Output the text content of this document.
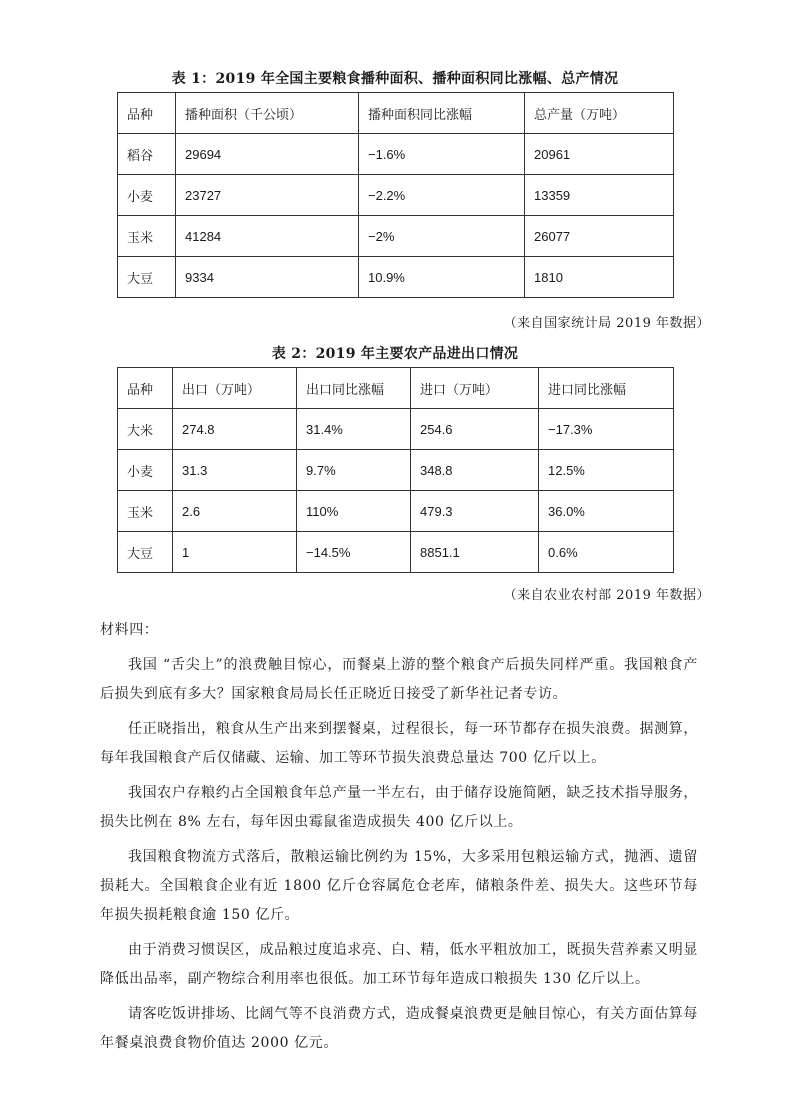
表 1：2019 年全国主要粮食播种面积、播种面积同比涨幅、总产情况
品种	播种面积（千公顷）	播种面积同比涨幅	总产量（万吨）
稻谷	29694	−1.6%	20961
小麦	23727	−2.2%	13359
玉米	41284	−2%	26077
大豆	9334	10.9%	1810
（来自国家统计局 2019 年数据）
表 2：2019 年主要农产品进出口情况
品种	出口（万吨）	出口同比涨幅	进口（万吨）	进口同比涨幅
大米	274.8	31.4%	254.6	−17.3%
小麦	31.3	9.7%	348.8	12.5%
玉米	2.6	110%	479.3	36.0%
大豆	1	−14.5%	8851.1	0.6%
（来自农业农村部 2019 年数据）

材料四：

我国 “舌尖上”的浪费触目惊心，而餐桌上游的整个粮食产后损失同样严重。我国粮食产后损失到底有多大？国家粮食局局长任正晓近日接受了新华社记者专访。

任正晓指出，粮食从生产出来到摆餐桌，过程很长，每一环节都存在损失浪费。据测算，每年我国粮食产后仅储藏、运输、加工等环节损失浪费总量达 700 亿斤以上。

我国农户存粮约占全国粮食年总产量一半左右，由于储存设施简陋，缺乏技术指导服务，损失比例在 8% 左右，每年因虫霉鼠雀造成损失 400 亿斤以上。

我国粮食物流方式落后，散粮运输比例约为 15%，大多采用包粮运输方式，抛洒、遗留损耗大。全国粮食企业有近 1800 亿斤仓容属危仓老库，储粮条件差、损失大。这些环节每年损失损耗粮食逾 150 亿斤。

由于消费习惯误区，成品粮过度追求亮、白、精，低水平粗放加工，既损失营养素又明显降低出品率，副产物综合利用率也很低。加工环节每年造成口粮损失 130 亿斤以上。

请客吃饭讲排场、比阔气等不良消费方式，造成餐桌浪费更是触目惊心，有关方面估算每年餐桌浪费食物价值达 2000 亿元。
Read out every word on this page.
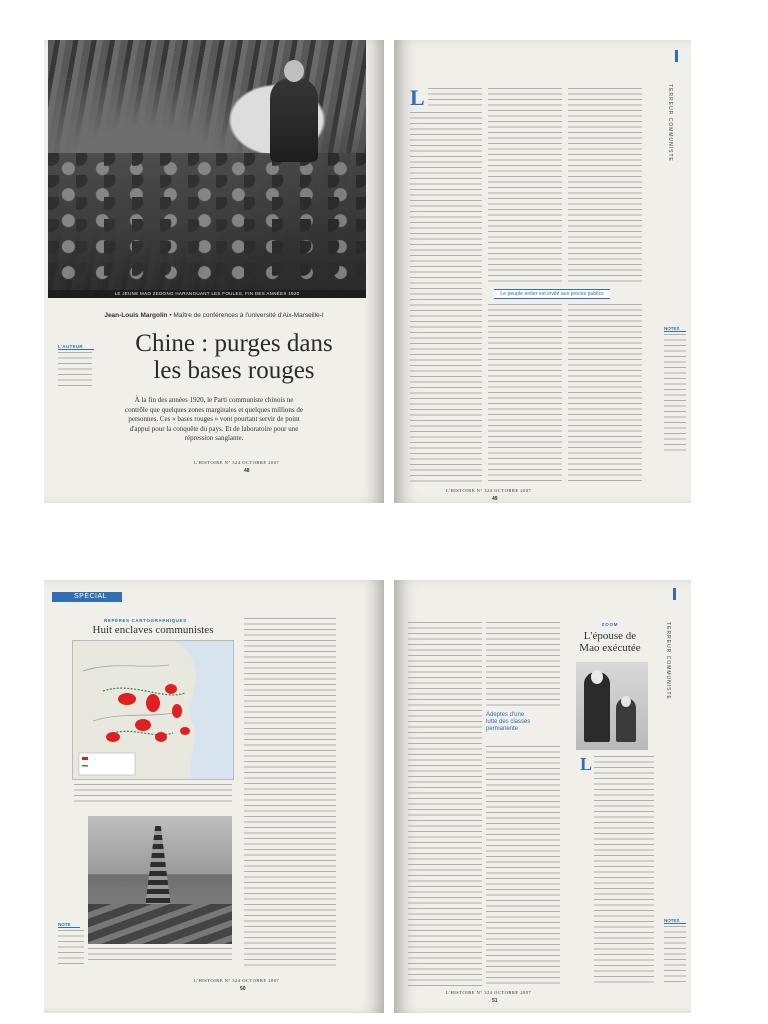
LE JEUNE MAO ZEDONG HARANGUANT LES FOULES, FIN DES ANNÉES 1920
Jean-Louis Margolin • Maître de conférences à l'université d'Aix-Marseille-I
L'AUTEUR	Chine : purges dans
les bases rouges

À la fin des années 1920, le Parti communiste chinois ne contrôle que quelques zones marginales et quelques millions de personnes. Ces « bases rouges » vont pourtant servir de point d'appui pour la conquête du pays. Et de laboratoire pour une répression sanglante.

L'HISTOIRE N° 324 OCTOBRE 2007
48
TERREUR COMMUNISTE
L
Le peuple entier est invité aux procès publics
NOTES
L'HISTOIRE N° 324 OCTOBRE 2007
49
SPÉCIAL
REPÈRES CARTOGRAPHIQUES
Huit enclaves communistes
NOTE
L'HISTOIRE N° 324 OCTOBRE 2007
50
TERREUR COMMUNISTE
Adeptes d'une lutte des classes permanente
ZOOM
L'épouse de
Mao exécutée
L
NOTES
L'HISTOIRE N° 324 OCTOBRE 2007
51
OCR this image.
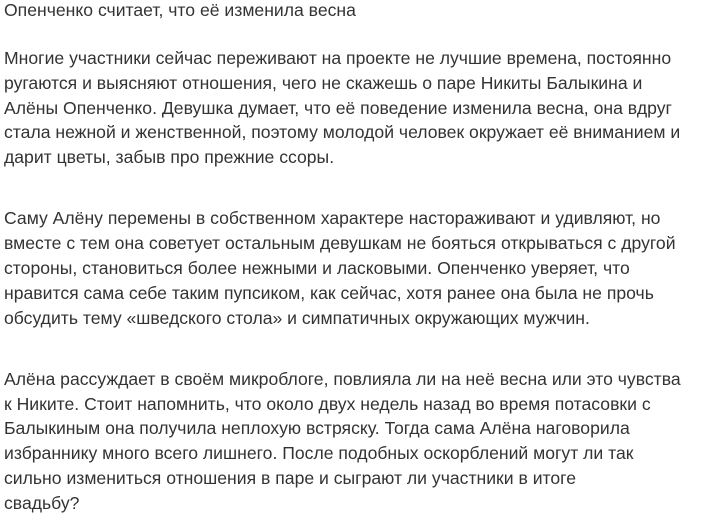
Опенченко считает, что её изменила весна
Многие участники сейчас переживают на проекте не лучшие времена, постоянно
ругаются и выясняют отношения, чего не скажешь о паре Никиты Балыкина и
Алёны Опенченко. Девушка думает, что её поведение изменила весна, она вдруг
стала нежной и женственной, поэтому молодой человек окружает её вниманием и
дарит цветы, забыв про прежние ссоры.
Саму Алёну перемены в собственном характере настораживают и удивляют, но
вместе с тем она советует остальным девушкам не бояться открываться с другой
стороны, становиться более нежными и ласковыми. Опенченко уверяет, что
нравится сама себе таким пупсиком, как сейчас, хотя ранее она была не прочь
обсудить тему «шведского стола» и симпатичных окружающих мужчин.
Алёна рассуждает в своём микроблоге, повлияла ли на неё весна или это чувства
к Никите. Стоит напомнить, что около двух недель назад во время потасовки с
Балыкиным она получила неплохую встряску. Тогда сама Алёна наговорила
избраннику много всего лишнего. После подобных оскорблений могут ли так
сильно измениться отношения в паре и сыграют ли участники в итоге
свадьбу?
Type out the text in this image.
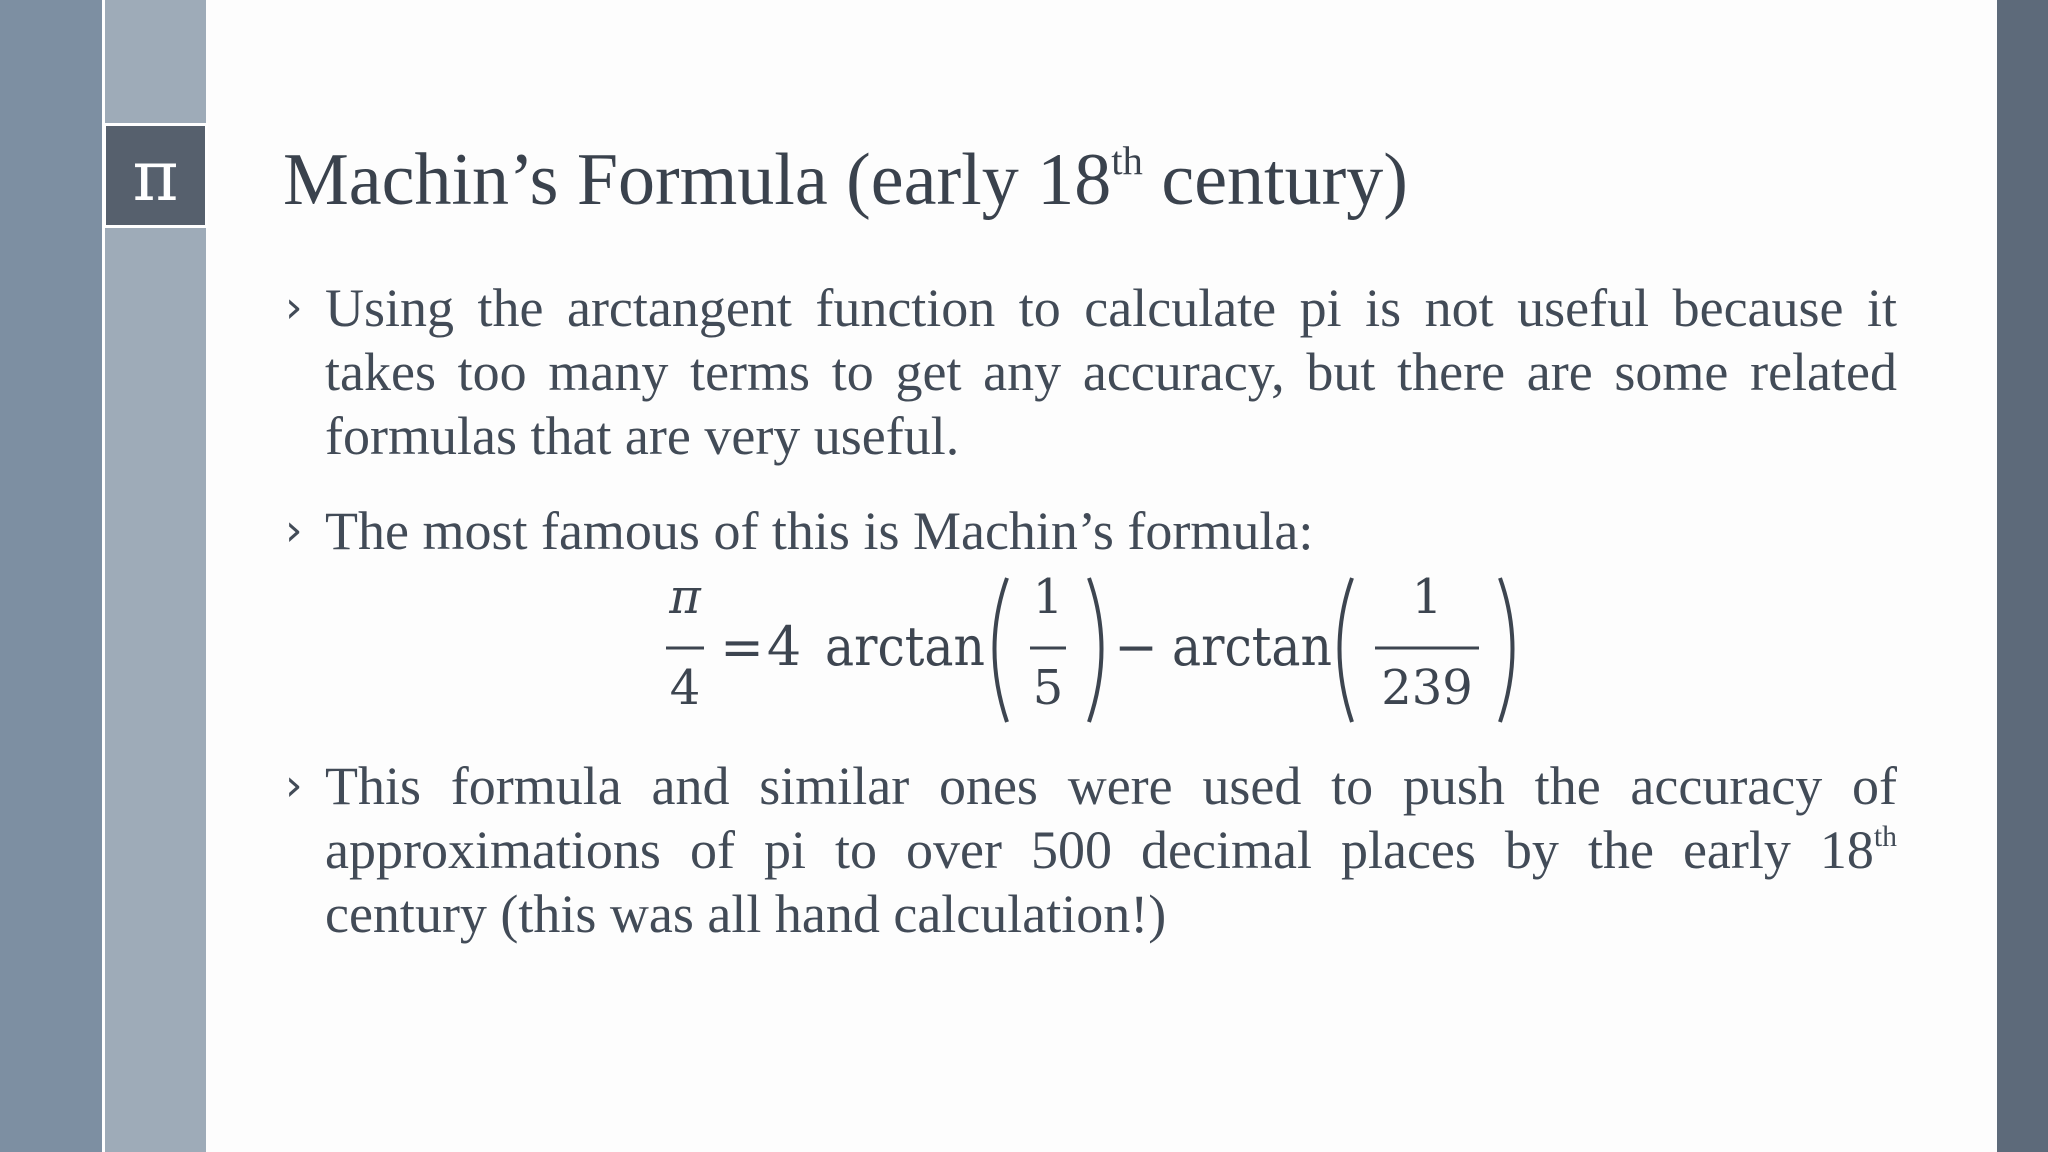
π Machin’s Formula (early 18th century)
› Using the arctangent function to calculate pi is not useful because it takes too many terms to get any accuracy, but there are some related formulas that are very useful.
› The most famous of this is Machin’s formula:
π
4
= 4 arctan
1
5
− arctan
1
239
› This formula and similar ones were used to push the accuracy of approximations of pi to over 500 decimal places by the early 18th century (this was all hand calculation!)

•••

> _DESCRIPTION OF THE TASK_: Nothing in the entries above should change when they are printed again, except that the pictures are dropped.

> _CORRECT ANSWER_:
Output the text content of this document.
表 1：2019 年全国主要粮食播种面积、播种面积同比涨幅、总产情况
品种	播种面积（千公顷）	播种面积同比涨幅	总产量（万吨）
稻谷	29694	−1.6%	20961
小麦	23727	−2.2%	13359
玉米	41284	−2%	26077
大豆	9334	10.9%	1810
（来自国家统计局 2019 年数据）
表 2：2019 年主要农产品进出口情况
品种	出口（万吨）	出口同比涨幅	进口（万吨）	进口同比涨幅
大米	274.8	31.4%	254.6	−17.3%
小麦	31.3	9.7%	348.8	12.5%
玉米	2.6	110%	479.3	36.0%
大豆	1	−14.5%	8851.1	0.6%
（来自农业农村部 2019 年数据）

材料四：

我国 “舌尖上”的浪费触目惊心，而餐桌上游的整个粮食产后损失同样严重。我国粮食产后损失到底有多大？国家粮食局局长任正晓近日接受了新华社记者专访。

任正晓指出，粮食从生产出来到摆餐桌，过程很长，每一环节都存在损失浪费。据测算，每年我国粮食产后仅储藏、运输、加工等环节损失浪费总量达 700 亿斤以上。

我国农户存粮约占全国粮食年总产量一半左右，由于储存设施简陋，缺乏技术指导服务，损失比例在 8% 左右，每年因虫霉鼠雀造成损失 400 亿斤以上。

我国粮食物流方式落后，散粮运输比例约为 15%，大多采用包粮运输方式，抛洒、遗留损耗大。全国粮食企业有近 1800 亿斤仓容属危仓老库，储粮条件差、损失大。这些环节每年损失损耗粮食逾 150 亿斤。

由于消费习惯误区，成品粮过度追求亮、白、精，低水平粗放加工，既损失营养素又明显降低出品率，副产物综合利用率也很低。加工环节每年造成口粮损失 130 亿斤以上。

请客吃饭讲排场、比阔气等不良消费方式，造成餐桌浪费更是触目惊心，有关方面估算每年餐桌浪费食物价值达 2000 亿元。
Read out every word on this page.
LE JEUNE MAO ZEDONG HARANGUANT LES FOULES, FIN DES ANNÉES 1920
Jean-Louis Margolin • Maître de conférences à l'université d'Aix-Marseille-I
L'AUTEUR	Chine : purges dans
les bases rouges

À la fin des années 1920, le Parti communiste chinois ne contrôle que quelques zones marginales et quelques millions de personnes. Ces « bases rouges » vont pourtant servir de point d'appui pour la conquête du pays. Et de laboratoire pour une répression sanglante.

L'HISTOIRE N° 324 OCTOBRE 2007
48
TERREUR COMMUNISTE
L
Le peuple entier est invité aux procès publics
NOTES
L'HISTOIRE N° 324 OCTOBRE 2007
49
SPÉCIAL
REPÈRES CARTOGRAPHIQUES
Huit enclaves communistes
NOTE
L'HISTOIRE N° 324 OCTOBRE 2007
50
TERREUR COMMUNISTE
Adeptes d'une lutte des classes permanente
ZOOM
L'épouse de
Mao exécutée
L
NOTES
L'HISTOIRE N° 324 OCTOBRE 2007
51
OCR this image.
Опенченко считает, что её изменила весна
Многие участники сейчас переживают на проекте не лучшие времена, постоянно
ругаются и выясняют отношения, чего не скажешь о паре Никиты Балыкина и
Алёны Опенченко. Девушка думает, что её поведение изменила весна, она вдруг
стала нежной и женственной, поэтому молодой человек окружает её вниманием и
дарит цветы, забыв про прежние ссоры.
Саму Алёну перемены в собственном характере настораживают и удивляют, но
вместе с тем она советует остальным девушкам не бояться открываться с другой
стороны, становиться более нежными и ласковыми. Опенченко уверяет, что
нравится сама себе таким пупсиком, как сейчас, хотя ранее она была не прочь
обсудить тему «шведского стола» и симпатичных окружающих мужчин.
Алёна рассуждает в своём микроблоге, повлияла ли на неё весна или это чувства
к Никите. Стоит напомнить, что около двух недель назад во время потасовки с
Балыкиным она получила неплохую встряску. Тогда сама Алёна наговорила
избраннику много всего лишнего. После подобных оскорблений могут ли так
сильно измениться отношения в паре и сыграют ли участники в итоге
свадьбу?
Type out the text in this image.
π Machin’s Formula (early 18th century)
› Using the arctangent function to calculate pi is not useful because it takes too many terms to get any accuracy, but there are some related formulas that are very useful.
› The most famous of this is Machin’s formula:
π
4
= 4 arctan
1
5
− arctan
1
239
› This formula and similar ones were used to push the accuracy of approximations of pi to over 500 decimal places by the early 18th century (this was all hand calculation!)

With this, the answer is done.